## BEGIN RAW RECORDS

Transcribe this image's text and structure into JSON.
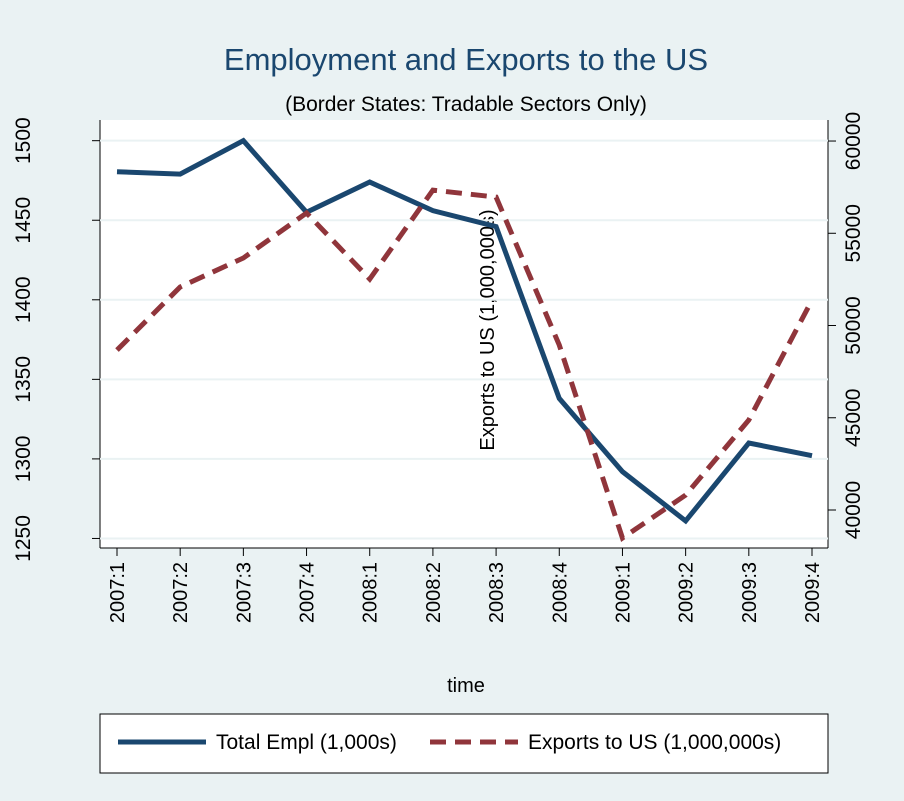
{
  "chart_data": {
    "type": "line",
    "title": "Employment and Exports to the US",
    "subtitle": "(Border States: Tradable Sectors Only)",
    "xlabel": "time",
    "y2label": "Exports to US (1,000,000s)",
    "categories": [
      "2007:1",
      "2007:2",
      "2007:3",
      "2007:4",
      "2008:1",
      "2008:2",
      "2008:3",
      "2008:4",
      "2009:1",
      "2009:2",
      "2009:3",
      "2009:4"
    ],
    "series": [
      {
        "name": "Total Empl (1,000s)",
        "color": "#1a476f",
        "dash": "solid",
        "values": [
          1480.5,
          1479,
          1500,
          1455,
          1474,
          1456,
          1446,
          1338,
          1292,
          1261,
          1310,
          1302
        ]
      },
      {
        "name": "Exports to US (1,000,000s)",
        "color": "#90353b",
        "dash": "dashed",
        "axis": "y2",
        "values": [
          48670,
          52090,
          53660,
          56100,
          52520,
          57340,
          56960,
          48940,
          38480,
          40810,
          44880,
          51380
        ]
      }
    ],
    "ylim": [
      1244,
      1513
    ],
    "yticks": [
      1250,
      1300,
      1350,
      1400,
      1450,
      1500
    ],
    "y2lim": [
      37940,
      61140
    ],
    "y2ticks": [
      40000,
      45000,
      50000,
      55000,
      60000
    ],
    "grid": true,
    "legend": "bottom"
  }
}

## END RAW RECORDS

AIM: Every record must be copied exactly, with the pictures left out.

RESULT:
Transcribe this image's text and structure into JSON.
{
  "chart_data": {
    "type": "line",
    "title": "Employment and Exports to the US",
    "subtitle": "(Border States: Tradable Sectors Only)",
    "xlabel": "time",
    "y2label": "Exports to US (1,000,000s)",
    "categories": [
      "2007:1",
      "2007:2",
      "2007:3",
      "2007:4",
      "2008:1",
      "2008:2",
      "2008:3",
      "2008:4",
      "2009:1",
      "2009:2",
      "2009:3",
      "2009:4"
    ],
    "series": [
      {
        "name": "Total Empl (1,000s)",
        "color": "#1a476f",
        "dash": "solid",
        "values": [
          1480.5,
          1479,
          1500,
          1455,
          1474,
          1456,
          1446,
          1338,
          1292,
          1261,
          1310,
          1302
        ]
      },
      {
        "name": "Exports to US (1,000,000s)",
        "color": "#90353b",
        "dash": "dashed",
        "axis": "y2",
        "values": [
          48670,
          52090,
          53660,
          56100,
          52520,
          57340,
          56960,
          48940,
          38480,
          40810,
          44880,
          51380
        ]
      }
    ],
    "ylim": [
      1244,
      1513
    ],
    "yticks": [
      1250,
      1300,
      1350,
      1400,
      1450,
      1500
    ],
    "y2lim": [
      37940,
      61140
    ],
    "y2ticks": [
      40000,
      45000,
      50000,
      55000,
      60000
    ],
    "grid": true,
    "legend": "bottom"
  }
}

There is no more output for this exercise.